++++ Stored rows

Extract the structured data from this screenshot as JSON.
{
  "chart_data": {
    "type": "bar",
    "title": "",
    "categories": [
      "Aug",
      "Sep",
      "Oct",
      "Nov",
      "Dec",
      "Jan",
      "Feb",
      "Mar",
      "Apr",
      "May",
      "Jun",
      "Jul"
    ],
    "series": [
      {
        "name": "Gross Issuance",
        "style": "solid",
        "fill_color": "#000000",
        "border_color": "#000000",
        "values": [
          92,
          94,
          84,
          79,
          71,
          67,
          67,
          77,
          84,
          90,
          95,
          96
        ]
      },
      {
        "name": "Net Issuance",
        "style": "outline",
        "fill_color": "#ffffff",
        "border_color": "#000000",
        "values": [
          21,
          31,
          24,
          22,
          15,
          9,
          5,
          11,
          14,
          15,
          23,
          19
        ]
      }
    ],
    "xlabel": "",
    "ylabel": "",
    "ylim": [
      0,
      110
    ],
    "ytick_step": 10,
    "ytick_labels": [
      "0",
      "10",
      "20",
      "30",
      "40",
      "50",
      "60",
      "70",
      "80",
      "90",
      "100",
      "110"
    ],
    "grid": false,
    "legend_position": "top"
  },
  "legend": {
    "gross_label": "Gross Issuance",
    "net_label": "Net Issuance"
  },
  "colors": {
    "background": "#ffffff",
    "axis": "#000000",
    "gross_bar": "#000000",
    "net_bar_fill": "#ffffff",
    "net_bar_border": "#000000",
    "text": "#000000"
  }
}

++++++++

Filter the listing for the word "ffffff" and copy every line that holds it.

        "fill_color": "#ffffff",
    "background": "#ffffff",
    "net_bar_fill": "#ffffff",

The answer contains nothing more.